#### [Exercise directions]
Search the data for the word "Sync" and copy every line where it occurs.

[Dataset items]

┌────────

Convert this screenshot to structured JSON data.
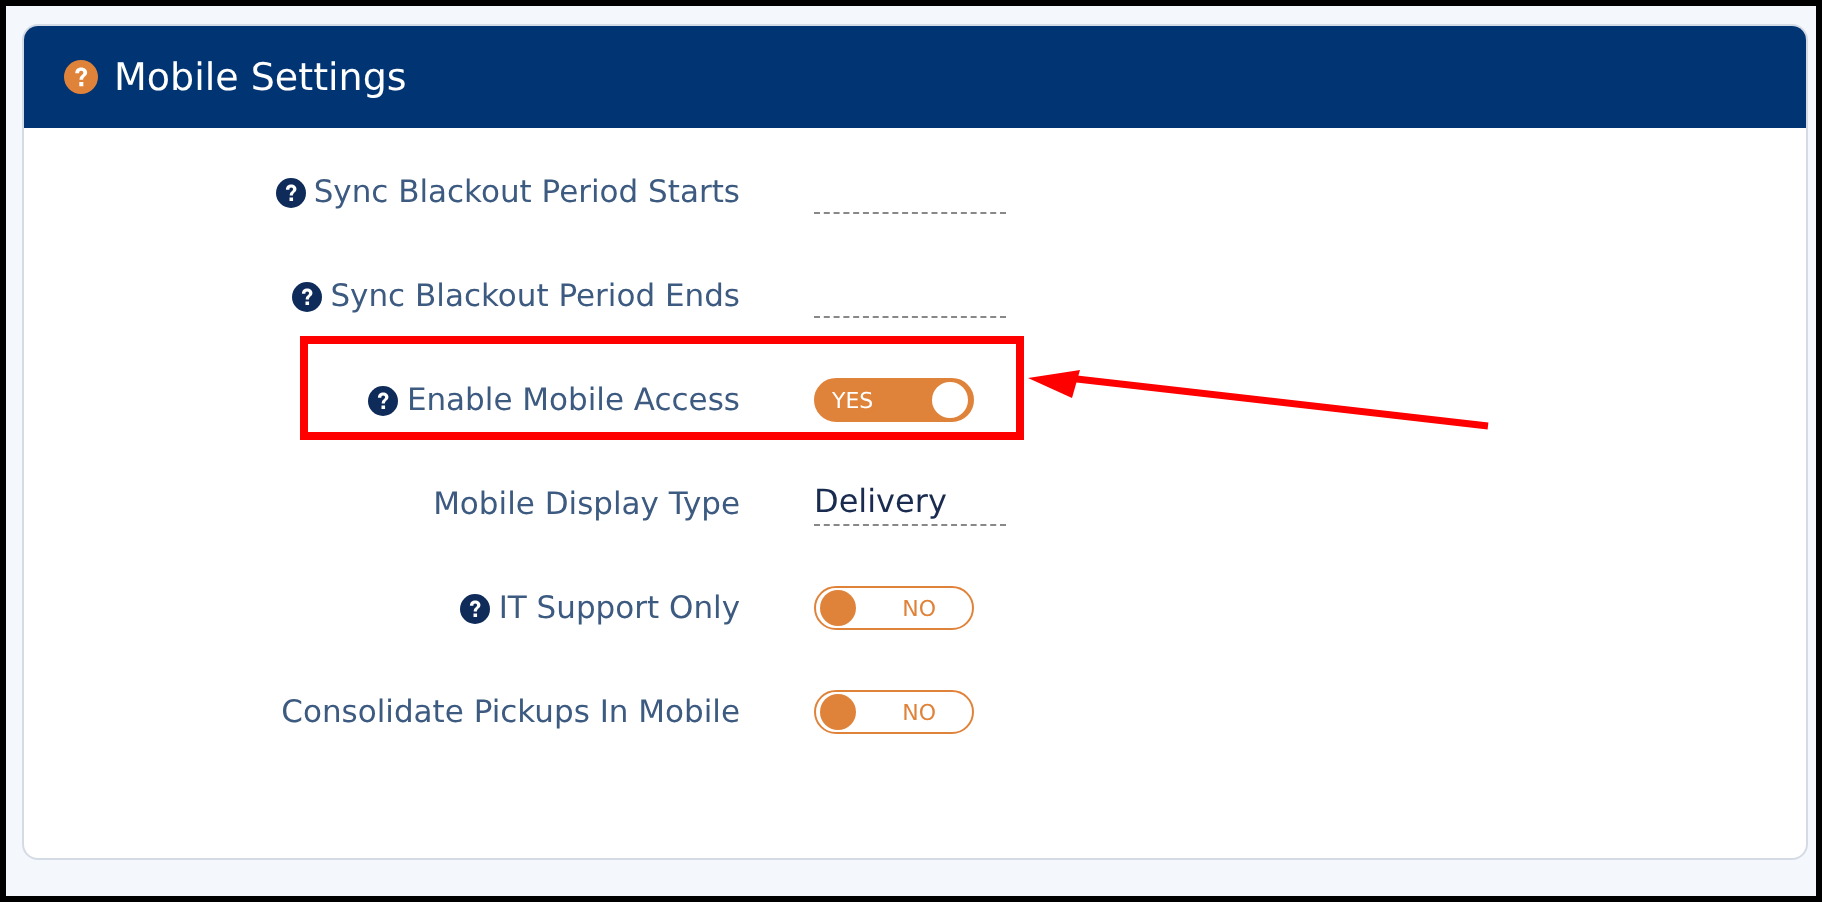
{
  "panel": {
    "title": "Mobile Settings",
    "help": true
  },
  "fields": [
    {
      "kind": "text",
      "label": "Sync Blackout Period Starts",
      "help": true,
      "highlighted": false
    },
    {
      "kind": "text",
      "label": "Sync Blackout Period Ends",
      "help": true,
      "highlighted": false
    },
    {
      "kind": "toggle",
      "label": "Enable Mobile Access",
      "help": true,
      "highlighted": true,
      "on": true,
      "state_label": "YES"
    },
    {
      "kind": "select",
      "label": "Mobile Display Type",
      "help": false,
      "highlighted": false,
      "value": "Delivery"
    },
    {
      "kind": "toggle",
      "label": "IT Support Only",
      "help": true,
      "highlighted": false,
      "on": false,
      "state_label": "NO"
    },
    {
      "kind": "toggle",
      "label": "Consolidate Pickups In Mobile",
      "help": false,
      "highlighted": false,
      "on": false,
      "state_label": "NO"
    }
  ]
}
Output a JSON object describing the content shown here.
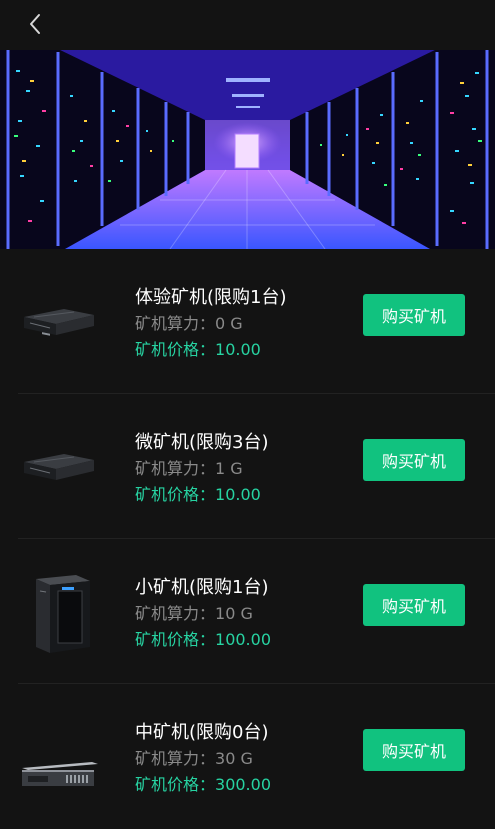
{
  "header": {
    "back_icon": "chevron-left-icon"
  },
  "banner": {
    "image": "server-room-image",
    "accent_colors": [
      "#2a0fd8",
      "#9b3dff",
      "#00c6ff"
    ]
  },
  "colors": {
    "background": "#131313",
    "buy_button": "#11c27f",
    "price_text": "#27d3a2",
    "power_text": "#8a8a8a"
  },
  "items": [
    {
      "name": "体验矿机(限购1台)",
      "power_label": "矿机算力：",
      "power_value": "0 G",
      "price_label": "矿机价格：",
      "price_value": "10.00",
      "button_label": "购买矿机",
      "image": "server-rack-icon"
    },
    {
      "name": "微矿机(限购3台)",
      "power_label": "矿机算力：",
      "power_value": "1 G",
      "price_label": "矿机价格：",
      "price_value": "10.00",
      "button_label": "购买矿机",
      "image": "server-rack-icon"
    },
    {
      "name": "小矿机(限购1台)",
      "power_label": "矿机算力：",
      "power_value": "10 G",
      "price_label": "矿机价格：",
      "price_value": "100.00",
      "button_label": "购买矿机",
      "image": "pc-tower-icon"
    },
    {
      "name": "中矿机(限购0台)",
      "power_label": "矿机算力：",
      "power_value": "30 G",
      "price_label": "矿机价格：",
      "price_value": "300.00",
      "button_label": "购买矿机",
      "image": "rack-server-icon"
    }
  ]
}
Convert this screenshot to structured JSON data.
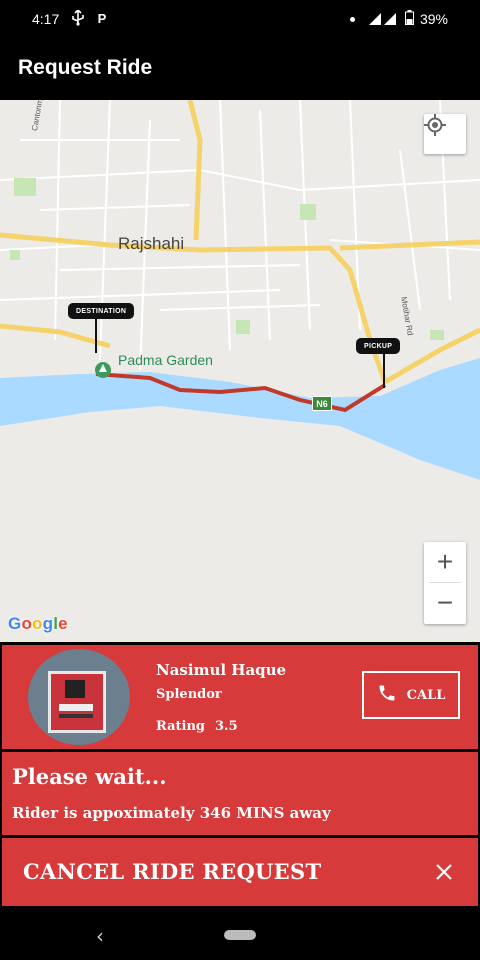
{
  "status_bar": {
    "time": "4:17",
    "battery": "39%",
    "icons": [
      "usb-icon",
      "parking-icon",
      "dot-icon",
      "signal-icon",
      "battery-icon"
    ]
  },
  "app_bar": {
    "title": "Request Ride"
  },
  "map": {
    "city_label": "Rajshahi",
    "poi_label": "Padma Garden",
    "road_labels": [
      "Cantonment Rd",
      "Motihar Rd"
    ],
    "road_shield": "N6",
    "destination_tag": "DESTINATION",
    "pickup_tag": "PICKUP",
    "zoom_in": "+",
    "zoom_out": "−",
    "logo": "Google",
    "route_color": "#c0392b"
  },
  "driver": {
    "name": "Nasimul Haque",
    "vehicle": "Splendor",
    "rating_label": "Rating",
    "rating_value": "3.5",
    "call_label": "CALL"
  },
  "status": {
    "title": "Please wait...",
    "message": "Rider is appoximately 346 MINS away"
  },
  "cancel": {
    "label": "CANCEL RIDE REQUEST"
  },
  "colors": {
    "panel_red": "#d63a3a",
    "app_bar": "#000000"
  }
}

└────────

#### [Final answer]
      "label": "Sync Blackout Period Starts",
      "label": "Sync Blackout Period Ends",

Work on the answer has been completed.